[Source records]

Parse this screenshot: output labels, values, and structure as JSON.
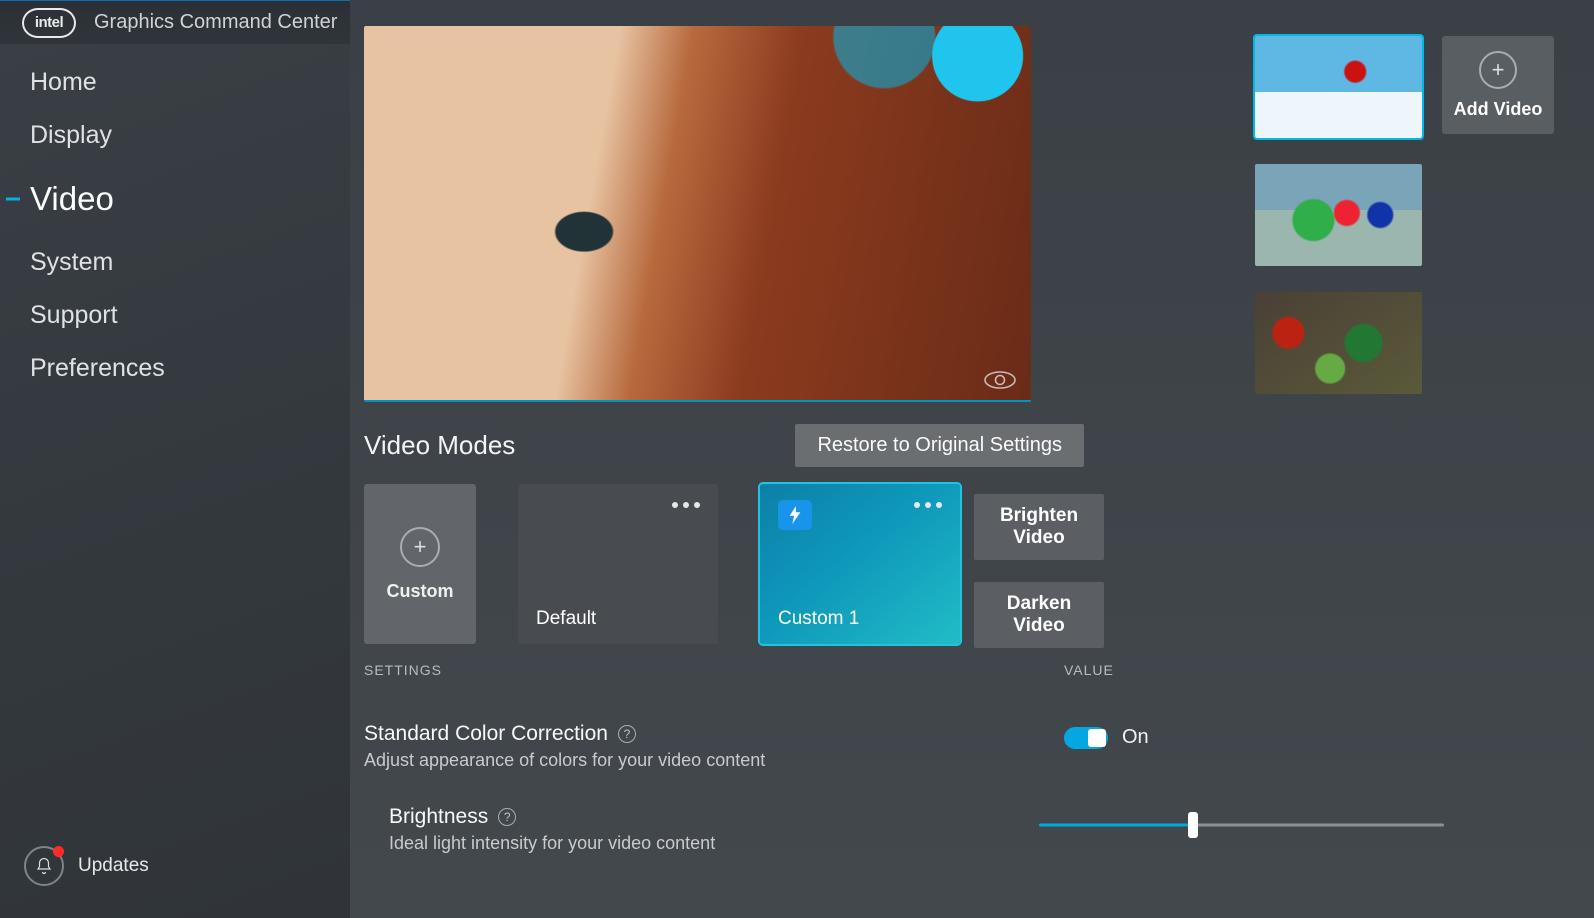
{
  "titlebar": {
    "logo_text": "intel",
    "app_title": "Graphics Command Center"
  },
  "sidebar": {
    "items": [
      {
        "label": "Home"
      },
      {
        "label": "Display"
      },
      {
        "label": "Video"
      },
      {
        "label": "System"
      },
      {
        "label": "Support"
      },
      {
        "label": "Preferences"
      }
    ],
    "active_index": 2,
    "updates_label": "Updates"
  },
  "add_video": {
    "label": "Add Video"
  },
  "modes": {
    "title": "Video Modes",
    "restore_label": "Restore to Original Settings",
    "custom_add_label": "Custom",
    "cards": [
      {
        "label": "Default"
      },
      {
        "label": "Custom 1"
      }
    ],
    "quick": {
      "brighten": "Brighten Video",
      "darken": "Darken Video"
    }
  },
  "settings": {
    "col_settings": "SETTINGS",
    "col_value": "VALUE",
    "scc": {
      "title": "Standard Color Correction",
      "desc": "Adjust appearance of colors for your video content",
      "value_label": "On"
    },
    "brightness": {
      "title": "Brightness",
      "desc": "Ideal light intensity for your video content"
    }
  }
}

-- Task details --
Will you set down the records word for word while leaving out every picture?

-- Written response --
Parse this screenshot: output labels, values, and structure as JSON.
{
  "titlebar": {
    "logo_text": "intel",
    "app_title": "Graphics Command Center"
  },
  "sidebar": {
    "items": [
      {
        "label": "Home"
      },
      {
        "label": "Display"
      },
      {
        "label": "Video"
      },
      {
        "label": "System"
      },
      {
        "label": "Support"
      },
      {
        "label": "Preferences"
      }
    ],
    "active_index": 2,
    "updates_label": "Updates"
  },
  "add_video": {
    "label": "Add Video"
  },
  "modes": {
    "title": "Video Modes",
    "restore_label": "Restore to Original Settings",
    "custom_add_label": "Custom",
    "cards": [
      {
        "label": "Default"
      },
      {
        "label": "Custom 1"
      }
    ],
    "quick": {
      "brighten": "Brighten Video",
      "darken": "Darken Video"
    }
  },
  "settings": {
    "col_settings": "SETTINGS",
    "col_value": "VALUE",
    "scc": {
      "title": "Standard Color Correction",
      "desc": "Adjust appearance of colors for your video content",
      "value_label": "On"
    },
    "brightness": {
      "title": "Brightness",
      "desc": "Ideal light intensity for your video content"
    }
  }
}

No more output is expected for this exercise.